**Required task**
List each line of the data that holds the string "persistent".

[Start of Record extracts]

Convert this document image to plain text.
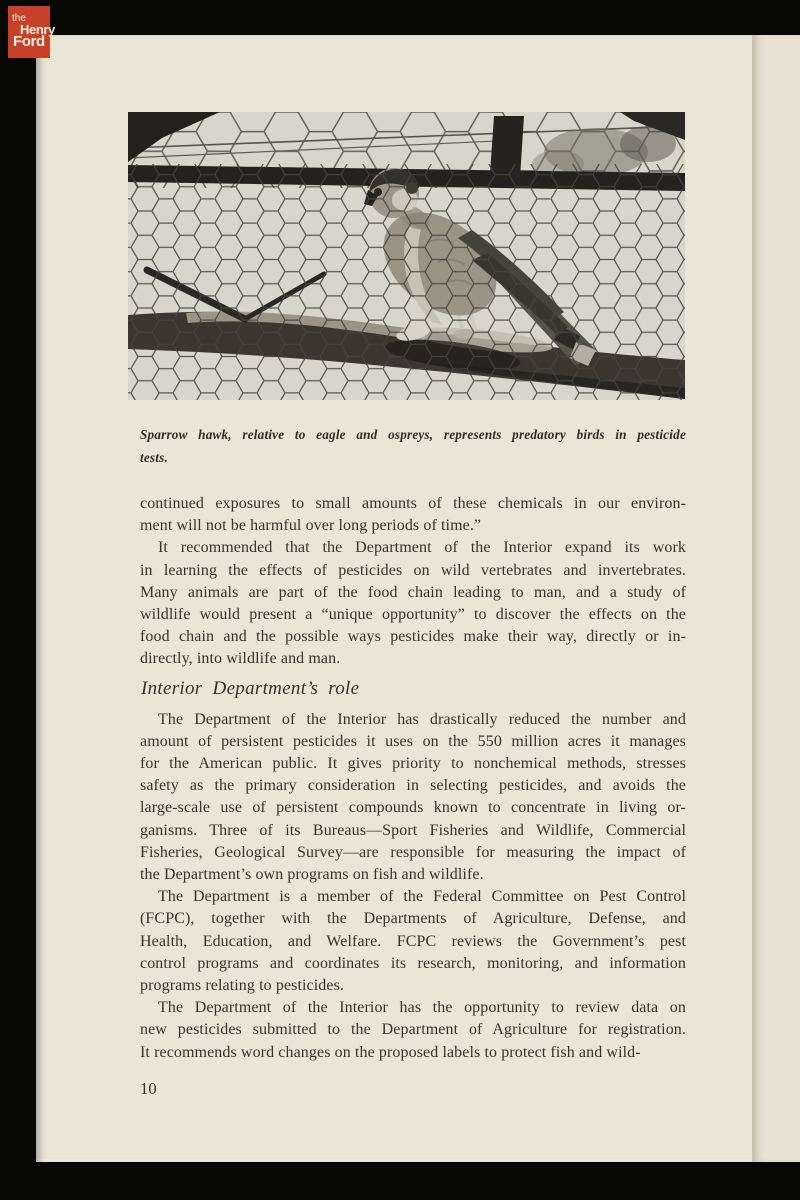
the
Henry
Ford
Sparrow hawk, relative to eagle and ospreys, represents predatory birds in pesticide
tests.
continued exposures to small amounts of these chemicals in our environ-
ment will not be harmful over long periods of time.”
It recommended that the Department of the Interior expand its work
in learning the effects of pesticides on wild vertebrates and invertebrates.
Many animals are part of the food chain leading to man, and a study of
wildlife would present a “unique opportunity” to discover the effects on the
food chain and the possible ways pesticides make their way, directly or in-
directly, into wildlife and man.
Interior Department’s role
The Department of the Interior has drastically reduced the number and
amount of persistent pesticides it uses on the 550 million acres it manages
for the American public. It gives priority to nonchemical methods, stresses
safety as the primary consideration in selecting pesticides, and avoids the
large-scale use of persistent compounds known to concentrate in living or-
ganisms. Three of its Bureaus—Sport Fisheries and Wildlife, Commercial
Fisheries, Geological Survey—are responsible for measuring the impact of
the Department’s own programs on fish and wildlife.
The Department is a member of the Federal Committee on Pest Control
(FCPC), together with the Departments of Agriculture, Defense, and
Health, Education, and Welfare. FCPC reviews the Government’s pest
control programs and coordinates its research, monitoring, and information
programs relating to pesticides.
The Department of the Interior has the opportunity to review data on
new pesticides submitted to the Department of Agriculture for registration.
It recommends word changes on the proposed labels to protect fish and wild-
10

[End of Record extracts]

**Exercise solution**
amount of persistent pesticides it uses on the 550 million acres it manages
large-scale use of persistent compounds known to concentrate in living or-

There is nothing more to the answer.